(Stored records)
------

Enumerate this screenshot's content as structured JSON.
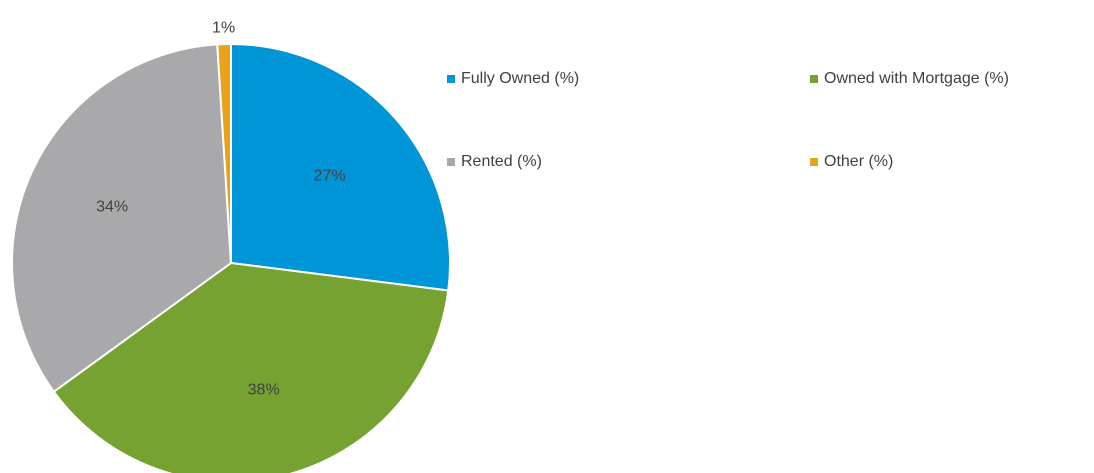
{
  "chart_data": {
    "type": "pie",
    "categories": [
      "Fully Owned (%)",
      "Owned with Mortgage (%)",
      "Rented (%)",
      "Other (%)"
    ],
    "values": [
      27,
      38,
      34,
      1
    ],
    "value_labels": [
      "27%",
      "38%",
      "34%",
      "1%"
    ],
    "colors": [
      "#0095d6",
      "#76a232",
      "#a9a9ab",
      "#e8a317"
    ],
    "legend": "right"
  }
}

------

Repeat each record exactly, with the pictures left out.

OUTPUT OF THE EXERCISE –
Enumerate this screenshot's content as structured JSON.
{
  "chart_data": {
    "type": "pie",
    "categories": [
      "Fully Owned (%)",
      "Owned with Mortgage (%)",
      "Rented (%)",
      "Other (%)"
    ],
    "values": [
      27,
      38,
      34,
      1
    ],
    "value_labels": [
      "27%",
      "38%",
      "34%",
      "1%"
    ],
    "colors": [
      "#0095d6",
      "#76a232",
      "#a9a9ab",
      "#e8a317"
    ],
    "legend": "right"
  }
}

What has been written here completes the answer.